▸ Document segment:
"""

American Literature

On this page
Credits

30

Module code

EN32001

  • Level 3
  • Semester 2
  • 24 places
  • English - School of Humanities
  • Coursework 100%
  • PRE-1900 Century module
  • Evening seminar available on Wednesdays

Description

Edgar Allan Poe was found delirious and dying in a Baltimore gutter, after marrying his 13 year old cousin and inventing the detective story.

Walt Whitman wrote letters to the sweethearts of injured Union soldiers, nursed the dying and composed the great poem of America which wouldn't end until he did.

Henry David Thoreau was thrown in jail for tax evasion, tried to live without money and wrote 'Resistance to Civil Government'.

Herman Melville joined a ship's mutiny in Tahiti, got himself captured, jailed, and finally escaped to produce some of the greatest sea stories ever written.

"""

According to the American Literature module page, for what offense was Henry David Thoreau thrown in jail?

▸ Data excerpt:

"""

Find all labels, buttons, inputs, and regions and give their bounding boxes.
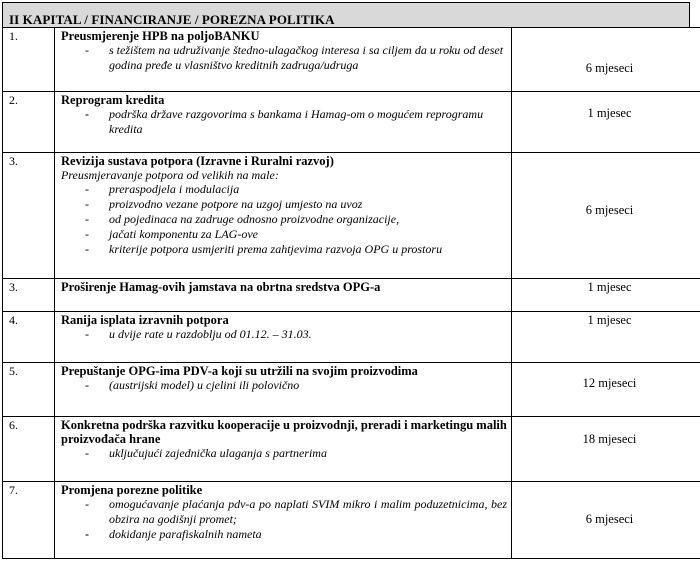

"""

▸ Answer to this task: Tax evasion.